● **Exercise details**: Below are the records; pull every line that includes "staff".

· · · · ·

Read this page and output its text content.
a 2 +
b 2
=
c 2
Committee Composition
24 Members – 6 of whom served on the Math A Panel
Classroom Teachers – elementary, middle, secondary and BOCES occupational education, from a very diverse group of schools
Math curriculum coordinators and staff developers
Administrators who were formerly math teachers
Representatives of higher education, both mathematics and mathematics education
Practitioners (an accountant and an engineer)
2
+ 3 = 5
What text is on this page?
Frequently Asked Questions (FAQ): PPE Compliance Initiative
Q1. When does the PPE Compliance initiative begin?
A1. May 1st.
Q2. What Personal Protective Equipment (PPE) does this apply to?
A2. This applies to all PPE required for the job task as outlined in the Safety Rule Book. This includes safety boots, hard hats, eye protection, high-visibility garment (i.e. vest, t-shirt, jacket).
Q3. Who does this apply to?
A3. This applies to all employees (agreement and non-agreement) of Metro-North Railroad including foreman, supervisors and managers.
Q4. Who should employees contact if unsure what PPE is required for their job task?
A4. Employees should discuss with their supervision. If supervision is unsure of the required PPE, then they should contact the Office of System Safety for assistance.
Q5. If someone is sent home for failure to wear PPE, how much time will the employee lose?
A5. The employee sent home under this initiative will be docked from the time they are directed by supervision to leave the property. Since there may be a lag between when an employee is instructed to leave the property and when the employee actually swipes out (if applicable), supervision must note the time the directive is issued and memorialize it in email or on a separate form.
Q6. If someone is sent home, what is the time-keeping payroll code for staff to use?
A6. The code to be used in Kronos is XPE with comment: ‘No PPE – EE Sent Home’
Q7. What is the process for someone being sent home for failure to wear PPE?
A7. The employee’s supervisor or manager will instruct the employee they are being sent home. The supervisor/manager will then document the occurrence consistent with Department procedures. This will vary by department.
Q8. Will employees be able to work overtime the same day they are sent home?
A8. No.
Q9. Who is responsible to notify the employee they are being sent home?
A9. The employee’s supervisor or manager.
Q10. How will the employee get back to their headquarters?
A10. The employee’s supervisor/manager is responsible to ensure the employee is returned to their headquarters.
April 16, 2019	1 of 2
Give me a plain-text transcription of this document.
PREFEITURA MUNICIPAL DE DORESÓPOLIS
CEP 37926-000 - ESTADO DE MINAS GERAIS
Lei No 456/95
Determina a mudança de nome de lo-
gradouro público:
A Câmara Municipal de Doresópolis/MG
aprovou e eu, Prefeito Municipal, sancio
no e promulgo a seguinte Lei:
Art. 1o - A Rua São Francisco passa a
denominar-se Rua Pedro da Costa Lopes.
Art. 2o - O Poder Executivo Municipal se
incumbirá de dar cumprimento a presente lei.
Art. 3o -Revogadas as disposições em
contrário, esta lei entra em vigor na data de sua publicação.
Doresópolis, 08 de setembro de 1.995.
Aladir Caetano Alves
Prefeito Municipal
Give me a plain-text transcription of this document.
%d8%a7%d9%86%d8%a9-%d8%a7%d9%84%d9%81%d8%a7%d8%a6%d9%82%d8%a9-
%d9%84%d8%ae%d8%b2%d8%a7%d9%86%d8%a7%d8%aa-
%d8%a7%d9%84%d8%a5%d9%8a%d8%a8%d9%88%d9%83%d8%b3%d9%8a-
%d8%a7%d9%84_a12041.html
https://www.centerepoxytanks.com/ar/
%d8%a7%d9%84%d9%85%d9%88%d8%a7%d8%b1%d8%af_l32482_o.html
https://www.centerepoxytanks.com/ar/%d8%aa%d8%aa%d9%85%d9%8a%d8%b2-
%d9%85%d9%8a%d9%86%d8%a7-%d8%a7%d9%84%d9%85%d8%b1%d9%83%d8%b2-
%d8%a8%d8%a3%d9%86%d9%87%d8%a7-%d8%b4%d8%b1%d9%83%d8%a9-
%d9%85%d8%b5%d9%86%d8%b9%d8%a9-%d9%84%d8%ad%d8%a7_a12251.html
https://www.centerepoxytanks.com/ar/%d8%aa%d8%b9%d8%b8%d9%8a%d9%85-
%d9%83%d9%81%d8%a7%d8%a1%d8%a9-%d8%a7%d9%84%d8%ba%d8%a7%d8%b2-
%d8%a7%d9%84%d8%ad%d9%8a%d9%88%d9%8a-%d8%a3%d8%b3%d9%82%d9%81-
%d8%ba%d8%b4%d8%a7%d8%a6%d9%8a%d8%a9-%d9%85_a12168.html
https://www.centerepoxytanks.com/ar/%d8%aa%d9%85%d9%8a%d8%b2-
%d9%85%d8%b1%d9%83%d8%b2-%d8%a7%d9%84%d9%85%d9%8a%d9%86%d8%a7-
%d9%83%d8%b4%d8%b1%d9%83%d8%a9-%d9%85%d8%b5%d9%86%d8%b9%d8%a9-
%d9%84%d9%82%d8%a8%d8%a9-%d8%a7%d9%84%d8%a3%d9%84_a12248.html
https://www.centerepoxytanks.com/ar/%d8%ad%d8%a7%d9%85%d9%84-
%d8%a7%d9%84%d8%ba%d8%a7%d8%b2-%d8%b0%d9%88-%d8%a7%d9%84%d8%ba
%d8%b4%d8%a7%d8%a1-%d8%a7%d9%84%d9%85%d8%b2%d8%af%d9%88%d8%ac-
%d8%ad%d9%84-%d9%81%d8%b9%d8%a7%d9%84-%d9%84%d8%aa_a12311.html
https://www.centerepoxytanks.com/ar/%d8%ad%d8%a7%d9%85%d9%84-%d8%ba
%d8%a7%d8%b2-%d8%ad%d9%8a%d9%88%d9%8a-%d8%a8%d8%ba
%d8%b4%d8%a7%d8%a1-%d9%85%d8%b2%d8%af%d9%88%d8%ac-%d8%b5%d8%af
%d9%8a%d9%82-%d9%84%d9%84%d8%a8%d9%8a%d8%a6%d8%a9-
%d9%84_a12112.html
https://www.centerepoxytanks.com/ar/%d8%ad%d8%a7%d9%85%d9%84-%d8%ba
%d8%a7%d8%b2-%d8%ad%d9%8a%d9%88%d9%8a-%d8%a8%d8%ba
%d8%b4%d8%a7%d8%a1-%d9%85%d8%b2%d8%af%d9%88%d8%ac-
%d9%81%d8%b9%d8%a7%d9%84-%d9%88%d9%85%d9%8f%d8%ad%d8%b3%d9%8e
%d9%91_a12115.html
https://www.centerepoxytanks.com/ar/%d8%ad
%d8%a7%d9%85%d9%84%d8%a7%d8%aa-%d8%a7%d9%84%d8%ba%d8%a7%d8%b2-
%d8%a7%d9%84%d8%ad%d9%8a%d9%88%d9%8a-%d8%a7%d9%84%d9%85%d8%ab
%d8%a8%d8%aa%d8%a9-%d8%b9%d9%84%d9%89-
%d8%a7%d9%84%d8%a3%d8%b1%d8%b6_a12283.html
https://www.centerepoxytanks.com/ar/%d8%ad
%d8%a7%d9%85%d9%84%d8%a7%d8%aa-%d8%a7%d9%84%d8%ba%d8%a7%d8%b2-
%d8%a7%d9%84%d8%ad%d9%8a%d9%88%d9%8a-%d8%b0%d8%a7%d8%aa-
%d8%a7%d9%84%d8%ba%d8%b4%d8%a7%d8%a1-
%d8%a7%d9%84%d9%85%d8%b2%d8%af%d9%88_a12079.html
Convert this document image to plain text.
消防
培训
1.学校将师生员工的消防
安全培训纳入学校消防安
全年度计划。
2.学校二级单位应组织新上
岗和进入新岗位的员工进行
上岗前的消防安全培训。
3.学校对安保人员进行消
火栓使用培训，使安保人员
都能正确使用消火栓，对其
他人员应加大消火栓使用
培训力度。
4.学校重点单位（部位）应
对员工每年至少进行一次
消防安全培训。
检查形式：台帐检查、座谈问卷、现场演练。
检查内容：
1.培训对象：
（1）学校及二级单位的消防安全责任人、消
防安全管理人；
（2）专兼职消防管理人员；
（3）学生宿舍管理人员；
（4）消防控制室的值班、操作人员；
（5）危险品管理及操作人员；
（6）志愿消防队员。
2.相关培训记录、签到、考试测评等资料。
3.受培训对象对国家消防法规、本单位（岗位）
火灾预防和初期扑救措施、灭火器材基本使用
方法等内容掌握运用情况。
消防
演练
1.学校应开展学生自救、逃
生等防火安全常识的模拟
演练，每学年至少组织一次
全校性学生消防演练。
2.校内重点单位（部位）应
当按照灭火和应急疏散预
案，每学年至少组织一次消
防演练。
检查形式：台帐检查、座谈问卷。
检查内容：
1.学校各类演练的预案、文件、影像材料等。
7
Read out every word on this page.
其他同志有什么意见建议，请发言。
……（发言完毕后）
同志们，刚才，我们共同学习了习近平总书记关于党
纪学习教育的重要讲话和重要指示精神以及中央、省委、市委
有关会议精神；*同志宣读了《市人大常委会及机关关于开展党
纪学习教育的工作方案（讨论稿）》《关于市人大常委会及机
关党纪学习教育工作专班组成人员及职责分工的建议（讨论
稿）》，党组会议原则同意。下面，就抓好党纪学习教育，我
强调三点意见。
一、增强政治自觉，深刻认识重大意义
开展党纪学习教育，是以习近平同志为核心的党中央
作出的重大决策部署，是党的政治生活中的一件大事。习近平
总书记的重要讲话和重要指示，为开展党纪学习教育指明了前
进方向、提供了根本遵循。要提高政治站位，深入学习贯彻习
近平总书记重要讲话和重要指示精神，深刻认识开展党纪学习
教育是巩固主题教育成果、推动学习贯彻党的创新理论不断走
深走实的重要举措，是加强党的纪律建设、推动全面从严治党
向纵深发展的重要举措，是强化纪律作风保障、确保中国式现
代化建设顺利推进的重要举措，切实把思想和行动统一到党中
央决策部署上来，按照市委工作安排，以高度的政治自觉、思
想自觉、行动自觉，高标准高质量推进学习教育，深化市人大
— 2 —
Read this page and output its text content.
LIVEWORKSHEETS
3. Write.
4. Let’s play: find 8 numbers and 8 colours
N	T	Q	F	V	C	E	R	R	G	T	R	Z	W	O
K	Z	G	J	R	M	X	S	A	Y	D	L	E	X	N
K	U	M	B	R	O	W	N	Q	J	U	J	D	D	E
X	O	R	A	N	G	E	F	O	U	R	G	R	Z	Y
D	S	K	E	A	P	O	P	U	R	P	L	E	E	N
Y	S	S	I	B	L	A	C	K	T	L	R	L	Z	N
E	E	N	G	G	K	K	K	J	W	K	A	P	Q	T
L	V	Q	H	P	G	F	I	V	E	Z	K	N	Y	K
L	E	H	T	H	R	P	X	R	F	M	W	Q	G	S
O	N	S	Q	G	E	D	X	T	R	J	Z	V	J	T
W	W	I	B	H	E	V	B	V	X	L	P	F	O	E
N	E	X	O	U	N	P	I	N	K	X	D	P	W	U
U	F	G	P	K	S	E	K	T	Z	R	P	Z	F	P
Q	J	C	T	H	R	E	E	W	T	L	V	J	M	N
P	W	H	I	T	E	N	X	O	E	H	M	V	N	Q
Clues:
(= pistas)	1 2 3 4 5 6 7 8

· · · · ·

● **The result**:
Math curriculum coordinators and staff developers
Q6. If someone is sent home, what is the time-keeping payroll code for staff to use?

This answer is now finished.